● Dati estratti da una raccolta
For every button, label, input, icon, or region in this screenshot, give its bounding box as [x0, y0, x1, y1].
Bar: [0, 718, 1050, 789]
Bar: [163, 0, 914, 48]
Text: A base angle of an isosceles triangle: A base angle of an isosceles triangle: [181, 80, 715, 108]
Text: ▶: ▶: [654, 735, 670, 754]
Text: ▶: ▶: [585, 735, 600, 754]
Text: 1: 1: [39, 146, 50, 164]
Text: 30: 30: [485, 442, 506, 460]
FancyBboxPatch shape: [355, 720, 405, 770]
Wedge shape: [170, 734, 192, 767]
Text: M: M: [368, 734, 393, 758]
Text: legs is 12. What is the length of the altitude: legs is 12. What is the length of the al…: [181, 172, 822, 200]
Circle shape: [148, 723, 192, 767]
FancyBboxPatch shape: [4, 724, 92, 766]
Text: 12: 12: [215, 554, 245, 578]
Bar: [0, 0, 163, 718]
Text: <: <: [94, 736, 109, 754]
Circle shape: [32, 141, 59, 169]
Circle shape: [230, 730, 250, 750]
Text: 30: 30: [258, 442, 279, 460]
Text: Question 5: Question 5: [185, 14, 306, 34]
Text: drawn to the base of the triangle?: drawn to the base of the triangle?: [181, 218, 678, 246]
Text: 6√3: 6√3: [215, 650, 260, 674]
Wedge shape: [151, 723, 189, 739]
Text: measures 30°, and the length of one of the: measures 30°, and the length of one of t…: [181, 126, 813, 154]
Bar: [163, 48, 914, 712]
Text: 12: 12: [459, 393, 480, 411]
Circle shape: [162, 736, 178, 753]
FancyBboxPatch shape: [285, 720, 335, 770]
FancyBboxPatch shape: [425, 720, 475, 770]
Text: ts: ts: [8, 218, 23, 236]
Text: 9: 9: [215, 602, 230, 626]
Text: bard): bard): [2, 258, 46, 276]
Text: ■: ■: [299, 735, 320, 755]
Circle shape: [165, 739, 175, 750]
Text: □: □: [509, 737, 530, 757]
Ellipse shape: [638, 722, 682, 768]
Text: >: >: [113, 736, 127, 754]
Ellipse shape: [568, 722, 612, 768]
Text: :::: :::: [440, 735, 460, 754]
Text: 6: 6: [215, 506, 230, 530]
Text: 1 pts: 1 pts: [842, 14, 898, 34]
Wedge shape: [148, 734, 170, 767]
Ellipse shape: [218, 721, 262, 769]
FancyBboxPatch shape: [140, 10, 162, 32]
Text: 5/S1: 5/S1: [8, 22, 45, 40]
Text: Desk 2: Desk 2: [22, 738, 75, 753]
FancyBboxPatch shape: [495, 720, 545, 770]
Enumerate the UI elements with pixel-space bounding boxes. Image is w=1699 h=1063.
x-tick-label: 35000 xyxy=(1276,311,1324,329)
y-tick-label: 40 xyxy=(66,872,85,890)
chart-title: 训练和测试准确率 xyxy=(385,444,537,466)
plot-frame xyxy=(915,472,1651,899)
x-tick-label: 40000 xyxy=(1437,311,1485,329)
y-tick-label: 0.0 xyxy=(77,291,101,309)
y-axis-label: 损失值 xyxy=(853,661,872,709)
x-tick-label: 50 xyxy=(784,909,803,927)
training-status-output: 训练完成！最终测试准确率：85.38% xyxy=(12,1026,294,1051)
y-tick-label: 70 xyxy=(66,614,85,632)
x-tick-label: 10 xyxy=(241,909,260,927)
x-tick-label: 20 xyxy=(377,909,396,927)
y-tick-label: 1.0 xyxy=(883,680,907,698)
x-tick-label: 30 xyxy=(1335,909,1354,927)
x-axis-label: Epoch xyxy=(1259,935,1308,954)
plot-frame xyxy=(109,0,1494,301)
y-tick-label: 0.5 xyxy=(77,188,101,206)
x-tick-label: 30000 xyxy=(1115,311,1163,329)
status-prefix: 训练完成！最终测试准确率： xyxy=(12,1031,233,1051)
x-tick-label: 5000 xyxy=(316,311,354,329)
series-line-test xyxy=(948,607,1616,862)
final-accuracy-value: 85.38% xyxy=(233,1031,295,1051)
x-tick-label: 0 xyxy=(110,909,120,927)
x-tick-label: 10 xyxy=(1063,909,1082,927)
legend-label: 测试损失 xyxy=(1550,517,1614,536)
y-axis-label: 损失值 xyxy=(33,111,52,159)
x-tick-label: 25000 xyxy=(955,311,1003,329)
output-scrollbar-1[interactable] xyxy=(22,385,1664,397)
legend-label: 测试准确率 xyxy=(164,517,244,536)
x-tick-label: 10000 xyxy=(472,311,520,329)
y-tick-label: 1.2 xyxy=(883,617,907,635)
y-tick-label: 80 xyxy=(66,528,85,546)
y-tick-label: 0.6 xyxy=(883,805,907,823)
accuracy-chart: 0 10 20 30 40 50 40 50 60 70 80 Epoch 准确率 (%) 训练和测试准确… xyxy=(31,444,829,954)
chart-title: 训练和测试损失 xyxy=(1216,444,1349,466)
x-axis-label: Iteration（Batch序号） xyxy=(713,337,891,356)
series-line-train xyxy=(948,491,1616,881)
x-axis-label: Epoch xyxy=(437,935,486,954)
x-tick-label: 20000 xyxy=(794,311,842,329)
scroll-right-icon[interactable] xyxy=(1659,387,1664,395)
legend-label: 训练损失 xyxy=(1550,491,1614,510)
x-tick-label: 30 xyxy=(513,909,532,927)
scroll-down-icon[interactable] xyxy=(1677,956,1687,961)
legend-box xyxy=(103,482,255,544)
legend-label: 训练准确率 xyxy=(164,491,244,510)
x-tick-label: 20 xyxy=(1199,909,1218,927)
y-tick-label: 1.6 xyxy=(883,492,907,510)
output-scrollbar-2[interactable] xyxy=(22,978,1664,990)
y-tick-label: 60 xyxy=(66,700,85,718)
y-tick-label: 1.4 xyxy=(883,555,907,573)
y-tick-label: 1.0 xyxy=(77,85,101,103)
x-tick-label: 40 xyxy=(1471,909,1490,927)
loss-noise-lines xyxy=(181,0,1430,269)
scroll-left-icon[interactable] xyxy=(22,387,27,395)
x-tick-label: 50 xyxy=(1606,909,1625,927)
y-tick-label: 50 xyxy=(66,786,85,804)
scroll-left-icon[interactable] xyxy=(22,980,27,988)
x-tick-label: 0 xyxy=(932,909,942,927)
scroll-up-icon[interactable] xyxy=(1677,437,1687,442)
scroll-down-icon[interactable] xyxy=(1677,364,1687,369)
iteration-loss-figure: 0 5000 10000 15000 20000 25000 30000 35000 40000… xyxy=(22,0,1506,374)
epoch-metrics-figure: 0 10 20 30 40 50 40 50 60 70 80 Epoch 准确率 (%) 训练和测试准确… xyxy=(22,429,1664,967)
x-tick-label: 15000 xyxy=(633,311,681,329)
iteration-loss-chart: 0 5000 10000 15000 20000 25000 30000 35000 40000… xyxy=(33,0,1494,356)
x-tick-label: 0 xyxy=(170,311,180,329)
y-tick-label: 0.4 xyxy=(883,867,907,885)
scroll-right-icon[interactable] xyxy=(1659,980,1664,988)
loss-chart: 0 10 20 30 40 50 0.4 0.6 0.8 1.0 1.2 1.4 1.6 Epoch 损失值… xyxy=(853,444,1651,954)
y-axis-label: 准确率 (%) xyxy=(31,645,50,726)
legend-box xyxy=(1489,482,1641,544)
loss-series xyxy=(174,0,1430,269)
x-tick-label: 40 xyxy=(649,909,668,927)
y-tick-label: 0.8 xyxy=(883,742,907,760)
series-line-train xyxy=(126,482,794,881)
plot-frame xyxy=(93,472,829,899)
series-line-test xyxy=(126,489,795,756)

● CONSEGNA
Riproduca integralmente i dati riportati sopra, riga per riga e senza alcuna modifica.

● RISPOSTA CORRETTA
For every button, label, input, icon, or region in this screenshot, give its bounding box as [x0, y0, x1, y1].
Bar: [0, 718, 1050, 789]
Bar: [163, 0, 914, 48]
Text: A base angle of an isosceles triangle: A base angle of an isosceles triangle: [181, 80, 715, 108]
Text: ▶: ▶: [654, 735, 670, 754]
Text: ▶: ▶: [585, 735, 600, 754]
Text: 1: 1: [39, 146, 50, 164]
Text: 30: 30: [485, 442, 506, 460]
FancyBboxPatch shape: [355, 720, 405, 770]
Wedge shape: [170, 734, 192, 767]
Text: M: M: [368, 734, 393, 758]
Text: legs is 12. What is the length of the altitude: legs is 12. What is the length of the al…: [181, 172, 822, 200]
Circle shape: [148, 723, 192, 767]
FancyBboxPatch shape: [4, 724, 92, 766]
Text: 12: 12: [215, 554, 245, 578]
Bar: [0, 0, 163, 718]
Text: <: <: [94, 736, 109, 754]
Circle shape: [32, 141, 59, 169]
Circle shape: [230, 730, 250, 750]
Text: 30: 30: [258, 442, 279, 460]
Text: Question 5: Question 5: [185, 14, 306, 34]
Text: drawn to the base of the triangle?: drawn to the base of the triangle?: [181, 218, 678, 246]
Text: 6√3: 6√3: [215, 650, 260, 674]
Wedge shape: [151, 723, 189, 739]
Text: measures 30°, and the length of one of the: measures 30°, and the length of one of t…: [181, 126, 813, 154]
Bar: [163, 48, 914, 712]
Text: 12: 12: [459, 393, 480, 411]
Circle shape: [162, 736, 178, 753]
FancyBboxPatch shape: [285, 720, 335, 770]
FancyBboxPatch shape: [425, 720, 475, 770]
Text: ts: ts: [8, 218, 23, 236]
Text: 9: 9: [215, 602, 230, 626]
Text: bard): bard): [2, 258, 46, 276]
Text: ■: ■: [299, 735, 320, 755]
Circle shape: [165, 739, 175, 750]
Text: □: □: [509, 737, 530, 757]
Ellipse shape: [638, 722, 682, 768]
Text: >: >: [113, 736, 127, 754]
Ellipse shape: [568, 722, 612, 768]
Text: :::: :::: [440, 735, 460, 754]
Text: 6: 6: [215, 506, 230, 530]
Text: 1 pts: 1 pts: [842, 14, 898, 34]
Wedge shape: [148, 734, 170, 767]
Ellipse shape: [218, 721, 262, 769]
FancyBboxPatch shape: [140, 10, 162, 32]
Text: 5/S1: 5/S1: [8, 22, 45, 40]
Text: Desk 2: Desk 2: [22, 738, 75, 753]
FancyBboxPatch shape: [495, 720, 545, 770]
Enumerate the UI elements with pixel-space bounding boxes. Image is w=1699 h=1063.
x-tick-label: 35000 xyxy=(1276,311,1324,329)
y-tick-label: 40 xyxy=(66,872,85,890)
chart-title: 训练和测试准确率 xyxy=(385,444,537,466)
plot-frame xyxy=(915,472,1651,899)
x-tick-label: 40000 xyxy=(1437,311,1485,329)
y-tick-label: 0.0 xyxy=(77,291,101,309)
y-axis-label: 损失值 xyxy=(853,661,872,709)
x-tick-label: 50 xyxy=(784,909,803,927)
training-status-output: 训练完成！最终测试准确率：85.38% xyxy=(12,1026,294,1051)
y-tick-label: 70 xyxy=(66,614,85,632)
x-tick-label: 10 xyxy=(241,909,260,927)
x-tick-label: 20 xyxy=(377,909,396,927)
y-tick-label: 1.0 xyxy=(883,680,907,698)
x-tick-label: 30 xyxy=(1335,909,1354,927)
x-axis-label: Epoch xyxy=(1259,935,1308,954)
plot-frame xyxy=(109,0,1494,301)
y-tick-label: 0.5 xyxy=(77,188,101,206)
x-tick-label: 30000 xyxy=(1115,311,1163,329)
status-prefix: 训练完成！最终测试准确率： xyxy=(12,1031,233,1051)
x-tick-label: 5000 xyxy=(316,311,354,329)
series-line-test xyxy=(948,607,1616,862)
final-accuracy-value: 85.38% xyxy=(233,1031,295,1051)
x-tick-label: 0 xyxy=(110,909,120,927)
x-tick-label: 10 xyxy=(1063,909,1082,927)
legend-label: 测试损失 xyxy=(1550,517,1614,536)
y-axis-label: 损失值 xyxy=(33,111,52,159)
x-tick-label: 25000 xyxy=(955,311,1003,329)
output-scrollbar-1[interactable] xyxy=(22,385,1664,397)
legend-label: 测试准确率 xyxy=(164,517,244,536)
x-tick-label: 10000 xyxy=(472,311,520,329)
y-tick-label: 1.2 xyxy=(883,617,907,635)
y-tick-label: 80 xyxy=(66,528,85,546)
y-tick-label: 0.6 xyxy=(883,805,907,823)
accuracy-chart: 0 10 20 30 40 50 40 50 60 70 80 Epoch 准确率 (%) 训练和测试准确… xyxy=(31,444,829,954)
chart-title: 训练和测试损失 xyxy=(1216,444,1349,466)
x-axis-label: Iteration（Batch序号） xyxy=(713,337,891,356)
series-line-train xyxy=(948,491,1616,881)
x-axis-label: Epoch xyxy=(437,935,486,954)
x-tick-label: 20000 xyxy=(794,311,842,329)
scroll-right-icon[interactable] xyxy=(1659,387,1664,395)
legend-label: 训练损失 xyxy=(1550,491,1614,510)
x-tick-label: 30 xyxy=(513,909,532,927)
scroll-down-icon[interactable] xyxy=(1677,956,1687,961)
legend-box xyxy=(103,482,255,544)
legend-label: 训练准确率 xyxy=(164,491,244,510)
x-tick-label: 20 xyxy=(1199,909,1218,927)
y-tick-label: 1.6 xyxy=(883,492,907,510)
output-scrollbar-2[interactable] xyxy=(22,978,1664,990)
y-tick-label: 60 xyxy=(66,700,85,718)
y-tick-label: 1.4 xyxy=(883,555,907,573)
y-tick-label: 1.0 xyxy=(77,85,101,103)
x-tick-label: 40 xyxy=(1471,909,1490,927)
loss-noise-lines xyxy=(181,0,1430,269)
scroll-left-icon[interactable] xyxy=(22,387,27,395)
x-tick-label: 50 xyxy=(1606,909,1625,927)
y-tick-label: 50 xyxy=(66,786,85,804)
scroll-left-icon[interactable] xyxy=(22,980,27,988)
x-tick-label: 0 xyxy=(932,909,942,927)
scroll-up-icon[interactable] xyxy=(1677,437,1687,442)
scroll-down-icon[interactable] xyxy=(1677,364,1687,369)
iteration-loss-figure: 0 5000 10000 15000 20000 25000 30000 35000 40000… xyxy=(22,0,1506,374)
epoch-metrics-figure: 0 10 20 30 40 50 40 50 60 70 80 Epoch 准确率 (%) 训练和测试准确… xyxy=(22,429,1664,967)
x-tick-label: 15000 xyxy=(633,311,681,329)
iteration-loss-chart: 0 5000 10000 15000 20000 25000 30000 35000 40000… xyxy=(33,0,1494,356)
x-tick-label: 0 xyxy=(170,311,180,329)
y-tick-label: 0.4 xyxy=(883,867,907,885)
scroll-right-icon[interactable] xyxy=(1659,980,1664,988)
loss-chart: 0 10 20 30 40 50 0.4 0.6 0.8 1.0 1.2 1.4 1.6 Epoch 损失值… xyxy=(853,444,1651,954)
y-axis-label: 准确率 (%) xyxy=(31,645,50,726)
legend-box xyxy=(1489,482,1641,544)
loss-series xyxy=(174,0,1430,269)
x-tick-label: 40 xyxy=(649,909,668,927)
y-tick-label: 0.8 xyxy=(883,742,907,760)
series-line-train xyxy=(126,482,794,881)
plot-frame xyxy=(93,472,829,899)
series-line-test xyxy=(126,489,795,756)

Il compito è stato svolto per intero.